__Данный отрывок__
-=-=-=-=-
Имя ее давно
известно миллионам любителей искусства в России и за рубежом. Кто
она – Надя Рушева? Почему ее наследие хранят Пушкинский дом Академии
наук, национальный Фонд культуры, известные музеи? Не ищите ответы
на эти вопросы в энциклопедиях и словарях. Спустя три десятилетия
после смерти Рушевой о ней так ничего и не прочесть даже в «Энциклопедическом
словаре юного художника». Хотя в томах «Краткой литературной энциклопедии»
ее рисунки опубликованы на иллюстративных вкладках к статьям о Льве
Толстом и Михаиле Булгакове, рядом с работами самых именитых мастеров
книжной графики.
Все дети рисуют в известном возрасте талантливо. Но лишь единицы берут
из детства во взрослую жизнь дар фантазии и игру воображения, дополняют
их мастерством и, уже преодолев рубеж юности, вершат самостоятельный
полет в неизведанных пространствах творчества.
«Я не знаю другого подобного примера в истории изобразительных искусств,
– писал о Наде Рушевой доктор искусствоведения А. Сидоров. – Среди
поэтов, музыкантов редко, но были необычайно ранние творческие взрывы,
– у художников же – никогда. Вся юность у них уходит на штудию и освоение
мастерства».
-=-=-=-=-
Данные, извлечённые из коллекции:
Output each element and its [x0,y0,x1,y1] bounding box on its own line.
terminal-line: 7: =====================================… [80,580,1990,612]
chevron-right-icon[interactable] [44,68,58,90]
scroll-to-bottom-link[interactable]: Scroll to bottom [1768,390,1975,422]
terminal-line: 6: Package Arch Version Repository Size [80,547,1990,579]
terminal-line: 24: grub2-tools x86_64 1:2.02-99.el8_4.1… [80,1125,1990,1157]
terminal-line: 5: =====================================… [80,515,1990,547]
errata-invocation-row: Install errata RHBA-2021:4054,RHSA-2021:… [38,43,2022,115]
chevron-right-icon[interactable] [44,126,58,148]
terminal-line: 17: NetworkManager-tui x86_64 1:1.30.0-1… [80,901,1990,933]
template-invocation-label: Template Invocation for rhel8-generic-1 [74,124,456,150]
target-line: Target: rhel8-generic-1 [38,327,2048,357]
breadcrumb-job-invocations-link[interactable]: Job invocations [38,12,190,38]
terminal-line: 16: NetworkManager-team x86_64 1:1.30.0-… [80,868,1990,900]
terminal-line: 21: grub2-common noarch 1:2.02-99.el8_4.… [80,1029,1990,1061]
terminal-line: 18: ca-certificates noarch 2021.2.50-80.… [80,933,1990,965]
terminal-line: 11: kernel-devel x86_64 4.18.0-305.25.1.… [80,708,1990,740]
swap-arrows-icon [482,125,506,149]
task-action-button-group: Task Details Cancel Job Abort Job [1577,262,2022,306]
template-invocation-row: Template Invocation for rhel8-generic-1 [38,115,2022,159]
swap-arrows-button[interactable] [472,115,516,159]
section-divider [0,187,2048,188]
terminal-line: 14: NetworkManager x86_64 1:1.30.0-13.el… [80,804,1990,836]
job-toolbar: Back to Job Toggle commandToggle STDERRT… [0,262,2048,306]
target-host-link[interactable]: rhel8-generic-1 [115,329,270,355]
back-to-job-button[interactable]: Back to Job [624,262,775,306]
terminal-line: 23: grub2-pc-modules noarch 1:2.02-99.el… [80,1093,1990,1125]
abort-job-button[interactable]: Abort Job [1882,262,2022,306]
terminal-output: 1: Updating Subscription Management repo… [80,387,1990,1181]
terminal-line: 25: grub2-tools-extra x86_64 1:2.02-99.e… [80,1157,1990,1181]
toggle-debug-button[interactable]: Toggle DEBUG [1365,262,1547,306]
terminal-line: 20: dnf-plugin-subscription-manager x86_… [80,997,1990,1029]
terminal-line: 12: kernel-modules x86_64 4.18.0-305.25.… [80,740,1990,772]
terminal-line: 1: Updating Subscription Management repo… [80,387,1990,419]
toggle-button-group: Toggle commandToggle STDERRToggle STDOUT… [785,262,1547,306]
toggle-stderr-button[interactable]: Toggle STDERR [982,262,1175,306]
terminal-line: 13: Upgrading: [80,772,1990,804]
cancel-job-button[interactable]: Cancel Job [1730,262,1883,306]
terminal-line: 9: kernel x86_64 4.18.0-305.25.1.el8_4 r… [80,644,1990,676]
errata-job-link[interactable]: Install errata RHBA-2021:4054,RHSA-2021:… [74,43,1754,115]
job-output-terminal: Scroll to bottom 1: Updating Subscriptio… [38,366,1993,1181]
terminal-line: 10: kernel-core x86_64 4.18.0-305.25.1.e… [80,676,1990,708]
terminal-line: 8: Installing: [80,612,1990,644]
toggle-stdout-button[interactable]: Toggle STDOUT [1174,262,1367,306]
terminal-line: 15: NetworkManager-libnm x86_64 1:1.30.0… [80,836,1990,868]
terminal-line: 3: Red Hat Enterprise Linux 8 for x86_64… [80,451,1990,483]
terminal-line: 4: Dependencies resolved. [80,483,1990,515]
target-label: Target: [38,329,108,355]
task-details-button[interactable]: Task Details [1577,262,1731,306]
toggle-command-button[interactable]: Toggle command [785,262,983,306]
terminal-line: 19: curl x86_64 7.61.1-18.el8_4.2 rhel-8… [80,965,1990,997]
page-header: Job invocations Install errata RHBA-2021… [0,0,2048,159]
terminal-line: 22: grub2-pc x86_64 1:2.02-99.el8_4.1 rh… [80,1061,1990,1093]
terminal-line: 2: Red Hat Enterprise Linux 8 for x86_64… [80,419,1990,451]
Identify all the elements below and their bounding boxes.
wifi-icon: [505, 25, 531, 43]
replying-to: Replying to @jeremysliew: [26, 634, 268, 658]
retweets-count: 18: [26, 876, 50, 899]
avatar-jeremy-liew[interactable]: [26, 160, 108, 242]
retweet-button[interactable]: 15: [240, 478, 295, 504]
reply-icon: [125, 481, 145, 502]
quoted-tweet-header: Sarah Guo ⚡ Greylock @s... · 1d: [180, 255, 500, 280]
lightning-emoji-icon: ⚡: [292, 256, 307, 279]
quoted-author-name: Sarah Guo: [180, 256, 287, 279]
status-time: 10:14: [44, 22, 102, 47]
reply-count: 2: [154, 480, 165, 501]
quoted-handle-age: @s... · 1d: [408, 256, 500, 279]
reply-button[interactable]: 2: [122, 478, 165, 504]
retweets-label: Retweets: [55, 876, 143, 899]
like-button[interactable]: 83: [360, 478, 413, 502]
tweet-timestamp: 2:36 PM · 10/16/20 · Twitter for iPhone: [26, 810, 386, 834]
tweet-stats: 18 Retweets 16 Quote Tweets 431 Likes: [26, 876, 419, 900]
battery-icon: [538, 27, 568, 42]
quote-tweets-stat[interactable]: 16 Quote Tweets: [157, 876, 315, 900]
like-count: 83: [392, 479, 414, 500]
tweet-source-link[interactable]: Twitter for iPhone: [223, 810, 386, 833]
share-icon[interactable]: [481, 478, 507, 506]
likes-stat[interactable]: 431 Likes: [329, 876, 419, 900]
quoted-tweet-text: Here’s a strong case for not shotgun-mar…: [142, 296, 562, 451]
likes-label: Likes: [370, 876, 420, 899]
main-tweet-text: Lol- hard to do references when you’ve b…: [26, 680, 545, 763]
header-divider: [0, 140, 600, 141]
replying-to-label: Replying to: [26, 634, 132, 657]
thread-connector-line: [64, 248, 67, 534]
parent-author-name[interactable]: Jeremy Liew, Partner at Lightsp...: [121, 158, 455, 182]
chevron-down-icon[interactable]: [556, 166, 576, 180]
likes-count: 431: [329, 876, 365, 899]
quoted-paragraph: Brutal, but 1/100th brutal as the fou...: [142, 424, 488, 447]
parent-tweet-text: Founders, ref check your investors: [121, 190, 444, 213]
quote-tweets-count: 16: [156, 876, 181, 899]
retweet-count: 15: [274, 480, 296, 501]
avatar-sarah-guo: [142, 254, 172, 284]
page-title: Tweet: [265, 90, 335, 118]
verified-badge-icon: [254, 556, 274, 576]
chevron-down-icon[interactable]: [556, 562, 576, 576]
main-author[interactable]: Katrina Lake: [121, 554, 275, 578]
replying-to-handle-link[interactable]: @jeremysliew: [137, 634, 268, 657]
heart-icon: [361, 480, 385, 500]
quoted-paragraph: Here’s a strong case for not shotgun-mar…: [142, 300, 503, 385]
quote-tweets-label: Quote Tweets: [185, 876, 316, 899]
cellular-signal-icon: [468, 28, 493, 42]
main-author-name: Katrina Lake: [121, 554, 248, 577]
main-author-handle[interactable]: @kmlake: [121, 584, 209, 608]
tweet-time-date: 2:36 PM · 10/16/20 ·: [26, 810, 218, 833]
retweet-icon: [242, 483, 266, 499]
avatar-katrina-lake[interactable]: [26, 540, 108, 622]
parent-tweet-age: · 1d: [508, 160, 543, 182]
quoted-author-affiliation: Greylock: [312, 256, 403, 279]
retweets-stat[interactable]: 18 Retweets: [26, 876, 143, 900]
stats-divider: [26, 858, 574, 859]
-=-=-=-=-
__Задания__
A. Изложите отрывок о Наде Рушевой в двух предложениях.
B. Повторите слово в слово фрагмент отрывка о Наде Рушевой от слов «ее рисунки опубликованы» до слов «неизведанных пространствах творчества.» включительно.
C. Продолжите отрывок о Наде Рушевой с того места, где он заканчивается.

__Ответы__
A. Имя Нади Рушевой известно миллионам любителей искусства, а ее наследие хранят Пушкинский дом Академии наук, национальный Фонд культуры и известные музеи, но в энциклопедиях и словарях о ней не прочесть, хотя ее рисунки опубликованы в томах «Краткой литературной энциклопедии». Доктор искусствоведения А. Сидоров писал, что не знает другого подобного примера в истории изобразительных искусств, ведь у поэтов и музыкантов ранние творческие взрывы изредка случались, а у художников — никогда.

B.
ее рисунки опубликованы на иллюстративных вкладках к статьям о Льве
Толстом и Михаиле Булгакове, рядом с работами самых именитых мастеров
книжной графики.
Все дети рисуют в известном возрасте талантливо. Но лишь единицы берут
из детства во взрослую жизнь дар фантазии и игру воображения, дополняют
их мастерством и, уже преодолев рубеж юности, вершат самостоятельный
полет в неизведанных пространствах творчества.

C.
…Школьная перьевая авторучка, фломастер, цветные мелки пастели, тушь.
Вот и все орудия труда. Ими Надя запечатлела целые миры. Только представить
себе, что ребенок, которому самой природой определена непоседливость,
движение, игра, вдруг сосредоточенно и терпеливо погружается в рисование
«с головой»! Или это было уже потребностью, удовлетворением все возрастающей
страсти творить?
Рисовать Надя начала еще с дошкольных лет. Родители читали ей сказки,
истории об античных героях и их подвигах. А девочка тут же придумывала
картинки к услышанному. Год за годом собрание Надиных работ увеличивалось.
Число папок, в которых они хранились, перевалило за сотню. Двухкомнатная
«хрущоба» семьи Рушевых оказалась хранилищем свыше десяти тысяч рисунков.
И все же потрясающая продуктивность – лишь одна сторона загадки Нади
Рушевой.
«Я живу жизнью тех, кого рисую», – как-то обронила Надя. Быть может,
в этом признании и есть самое ценное для понимания художнического
гения Рушевой? С отважностью первопроходца и детской непосредственностью
входила она в золотоносные пласты мировой культуры. Волшебная палочка
воображения помогала ей быть то Медеей, то Жанной д’Арк. Надя видела
себя Наташей Ростовой и Анной Карениной, Натальей Гончаровой и булгаковской
Маргаритой… Превращений этих было много больше, чем рисунков в ее
творческом наследии. И в том, что феномен Рушевой состоялся, едва
ли не решающую роль сыграла особая, творческая обстановка в семье
начинающей художницы.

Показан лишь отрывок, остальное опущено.